● Material for the task:
============================================================
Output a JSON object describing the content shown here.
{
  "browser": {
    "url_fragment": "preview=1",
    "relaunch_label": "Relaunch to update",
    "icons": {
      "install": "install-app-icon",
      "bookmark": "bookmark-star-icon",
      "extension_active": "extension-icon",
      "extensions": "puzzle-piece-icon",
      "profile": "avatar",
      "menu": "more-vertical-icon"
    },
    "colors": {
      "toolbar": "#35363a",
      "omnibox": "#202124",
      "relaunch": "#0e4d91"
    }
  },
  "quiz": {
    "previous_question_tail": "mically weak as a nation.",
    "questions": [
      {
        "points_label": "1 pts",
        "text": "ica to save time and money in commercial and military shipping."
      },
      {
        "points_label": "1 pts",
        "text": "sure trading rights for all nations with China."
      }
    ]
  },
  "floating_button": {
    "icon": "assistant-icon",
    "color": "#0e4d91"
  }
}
============================================================
● Exercise directions: Looking at the records above, work out how many lines include the string "text". Give the number and nothing else.

● The reply: 2